EXERCISE REQUIREMENTS —
Render each line of the material below as one string in a JSON list, skipping blank lines and leaving out the pictures.

EXERCISE MATERIALS —
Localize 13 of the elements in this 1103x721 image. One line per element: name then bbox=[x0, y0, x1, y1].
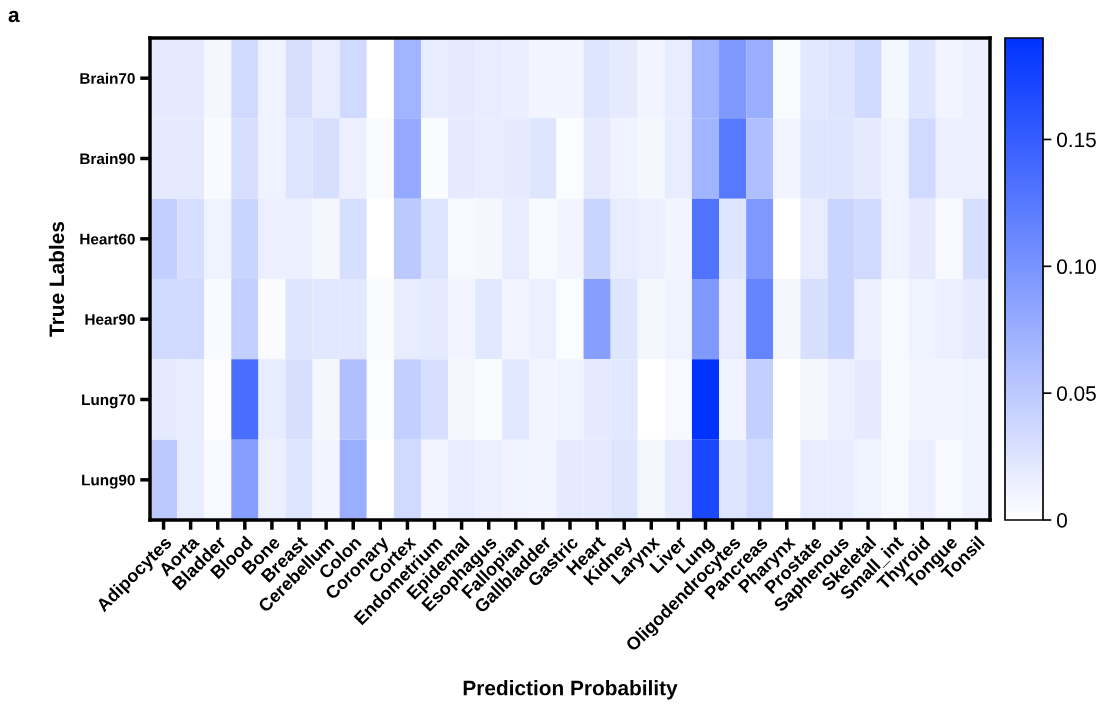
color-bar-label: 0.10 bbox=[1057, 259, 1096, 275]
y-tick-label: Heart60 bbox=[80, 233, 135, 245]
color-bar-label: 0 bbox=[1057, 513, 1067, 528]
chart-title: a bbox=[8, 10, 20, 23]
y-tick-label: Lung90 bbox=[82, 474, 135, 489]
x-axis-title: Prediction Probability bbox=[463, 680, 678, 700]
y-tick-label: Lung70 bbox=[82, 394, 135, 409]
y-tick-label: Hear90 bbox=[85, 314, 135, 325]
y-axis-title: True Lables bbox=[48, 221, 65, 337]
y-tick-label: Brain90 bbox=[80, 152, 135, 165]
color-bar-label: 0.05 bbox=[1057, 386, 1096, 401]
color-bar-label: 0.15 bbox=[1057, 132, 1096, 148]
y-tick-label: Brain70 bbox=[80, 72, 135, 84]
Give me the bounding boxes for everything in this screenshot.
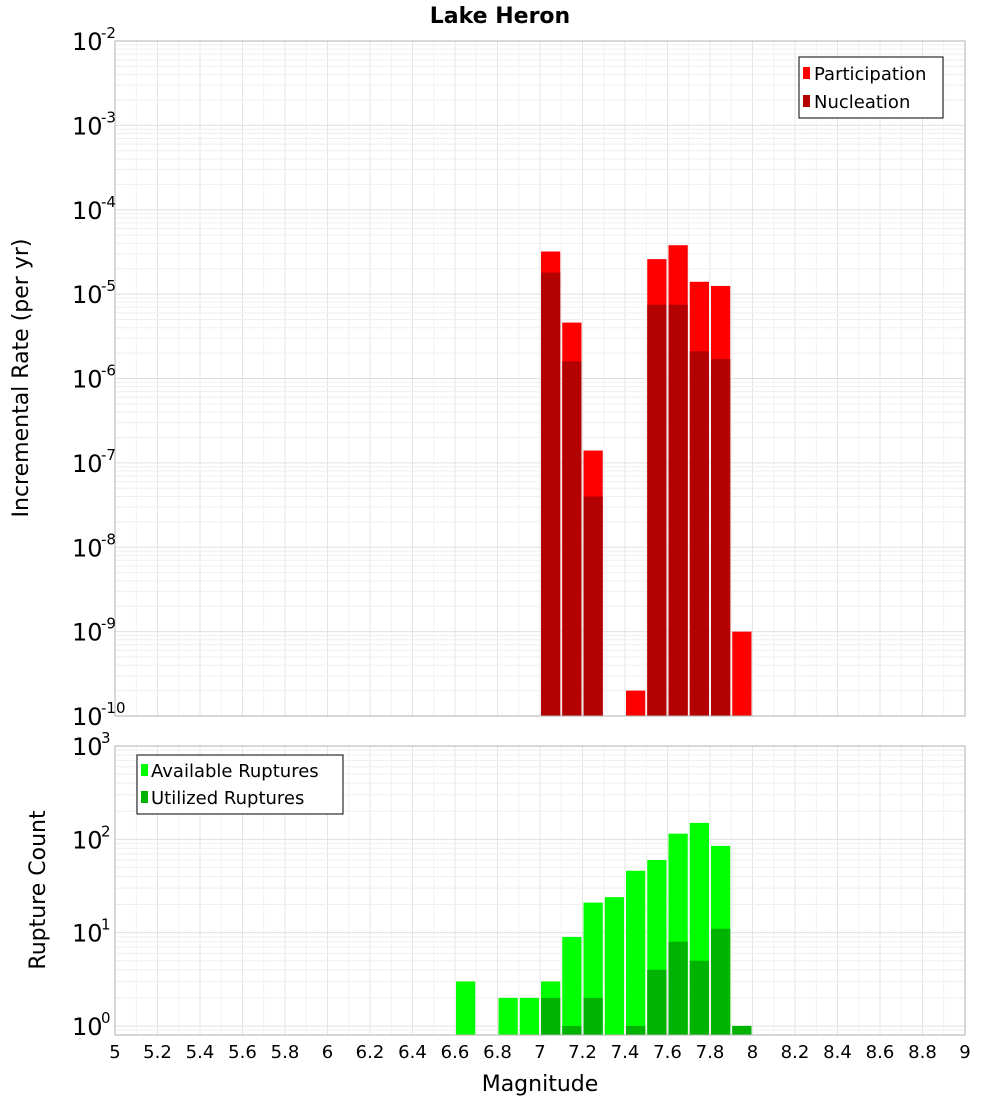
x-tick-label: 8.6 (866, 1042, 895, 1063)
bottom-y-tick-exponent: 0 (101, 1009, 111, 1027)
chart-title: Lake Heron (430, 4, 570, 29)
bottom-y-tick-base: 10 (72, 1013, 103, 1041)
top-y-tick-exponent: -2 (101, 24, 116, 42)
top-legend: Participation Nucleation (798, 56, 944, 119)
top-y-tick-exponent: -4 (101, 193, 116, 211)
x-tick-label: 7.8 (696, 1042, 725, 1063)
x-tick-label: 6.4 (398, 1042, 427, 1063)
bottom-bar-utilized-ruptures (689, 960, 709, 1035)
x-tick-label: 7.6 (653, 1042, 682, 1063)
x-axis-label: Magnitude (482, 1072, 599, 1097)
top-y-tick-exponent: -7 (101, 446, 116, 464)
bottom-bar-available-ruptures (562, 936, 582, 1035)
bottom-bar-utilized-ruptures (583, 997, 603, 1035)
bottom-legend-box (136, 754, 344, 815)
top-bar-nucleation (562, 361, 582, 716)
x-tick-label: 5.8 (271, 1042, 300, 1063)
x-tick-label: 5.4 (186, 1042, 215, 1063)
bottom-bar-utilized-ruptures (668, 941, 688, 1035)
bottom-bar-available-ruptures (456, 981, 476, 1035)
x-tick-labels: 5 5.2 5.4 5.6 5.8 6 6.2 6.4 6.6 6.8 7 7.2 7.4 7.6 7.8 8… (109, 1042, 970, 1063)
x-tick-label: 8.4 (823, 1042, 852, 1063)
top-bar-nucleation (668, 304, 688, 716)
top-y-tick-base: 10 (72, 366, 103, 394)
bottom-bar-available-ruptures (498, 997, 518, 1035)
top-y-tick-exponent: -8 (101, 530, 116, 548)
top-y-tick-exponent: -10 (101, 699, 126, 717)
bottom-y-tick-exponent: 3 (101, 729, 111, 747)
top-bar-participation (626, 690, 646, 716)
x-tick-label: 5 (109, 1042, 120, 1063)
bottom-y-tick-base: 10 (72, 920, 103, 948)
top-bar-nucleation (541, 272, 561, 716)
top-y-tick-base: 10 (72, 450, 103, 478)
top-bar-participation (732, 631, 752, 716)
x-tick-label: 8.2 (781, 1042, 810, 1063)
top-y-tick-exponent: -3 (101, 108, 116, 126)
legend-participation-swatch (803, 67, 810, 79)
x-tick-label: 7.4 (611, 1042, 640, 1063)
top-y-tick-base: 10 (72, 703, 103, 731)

EXERCISE RESPONSE —
[
  "Localize 13 of the elements in this 1103x721 image. One line per element: name then bbox=[x0, y0, x1, y1].",
  "color-bar-label: 0.10 bbox=[1057, 259, 1096, 275]",
  "y-tick-label: Heart60 bbox=[80, 233, 135, 245]",
  "color-bar-label: 0 bbox=[1057, 513, 1067, 528]",
  "chart-title: a bbox=[8, 10, 20, 23]",
  "y-tick-label: Lung90 bbox=[82, 474, 135, 489]",
  "x-axis-title: Prediction Probability bbox=[463, 680, 678, 700]",
  "y-tick-label: Lung70 bbox=[82, 394, 135, 409]",
  "y-tick-label: Hear90 bbox=[85, 314, 135, 325]",
  "y-axis-title: True Lables bbox=[48, 221, 65, 337]",
  "y-tick-label: Brain90 bbox=[80, 152, 135, 165]",
  "color-bar-label: 0.05 bbox=[1057, 386, 1096, 401]",
  "color-bar-label: 0.15 bbox=[1057, 132, 1096, 148]",
  "y-tick-label: Brain70 bbox=[80, 72, 135, 84]",
  "Give me the bounding boxes for everything in this screenshot.",
  "x-tick-label: 8.6 (866, 1042, 895, 1063)",
  "bottom-y-tick-exponent: 0 (101, 1009, 111, 1027)",
  "chart-title: Lake Heron (430, 4, 570, 29)",
  "bottom-y-tick-base: 10 (72, 1013, 103, 1041)",
  "top-y-tick-exponent: -2 (101, 24, 116, 42)",
  "top-legend: Participation Nucleation (798, 56, 944, 119)",
  "top-y-tick-exponent: -4 (101, 193, 116, 211)",
  "x-tick-label: 7.8 (696, 1042, 725, 1063)",
  "x-tick-label: 6.4 (398, 1042, 427, 1063)",
  "bottom-bar-utilized-ruptures (689, 960, 709, 1035)",
  "x-tick-label: 7.6 (653, 1042, 682, 1063)",
  "x-axis-label: Magnitude (482, 1072, 599, 1097)",
  "top-y-tick-exponent: -7 (101, 446, 116, 464)",
  "bottom-bar-available-ruptures (562, 936, 582, 1035)",
  "bottom-bar-utilized-ruptures (583, 997, 603, 1035)",
  "bottom-legend-box (136, 754, 344, 815)",
  "top-bar-nucleation (562, 361, 582, 716)",
  "x-tick-label: 5.8 (271, 1042, 300, 1063)",
  "x-tick-label: 5.4 (186, 1042, 215, 1063)",
  "bottom-bar-utilized-ruptures (668, 941, 688, 1035)",
  "bottom-bar-available-ruptures (456, 981, 476, 1035)",
  "x-tick-labels: 5 5.2 5.4 5.6 5.8 6 6.2 6.4 6.6 6.8 7 7.2 7.4 7.6 7.8 8… (109, 1042, 970, 1063)",
  "x-tick-label: 8.4 (823, 1042, 852, 1063)",
  "top-bar-nucleation (668, 304, 688, 716)",
  "top-y-tick-base: 10 (72, 366, 103, 394)",
  "bottom-bar-available-ruptures (498, 997, 518, 1035)",
  "top-y-tick-exponent: -8 (101, 530, 116, 548)",
  "top-y-tick-exponent: -10 (101, 699, 126, 717)",
  "bottom-y-tick-exponent: 3 (101, 729, 111, 747)",
  "top-bar-participation (626, 690, 646, 716)",
  "x-tick-label: 5 (109, 1042, 120, 1063)",
  "bottom-y-tick-base: 10 (72, 920, 103, 948)",
  "top-bar-nucleation (541, 272, 561, 716)",
  "top-y-tick-base: 10 (72, 450, 103, 478)",
  "top-bar-participation (732, 631, 752, 716)",
  "x-tick-label: 8.2 (781, 1042, 810, 1063)",
  "top-y-tick-exponent: -3 (101, 108, 116, 126)",
  "legend-participation-swatch (803, 67, 810, 79)",
  "x-tick-label: 7.4 (611, 1042, 640, 1063)",
  "top-y-tick-base: 10 (72, 703, 103, 731)"
]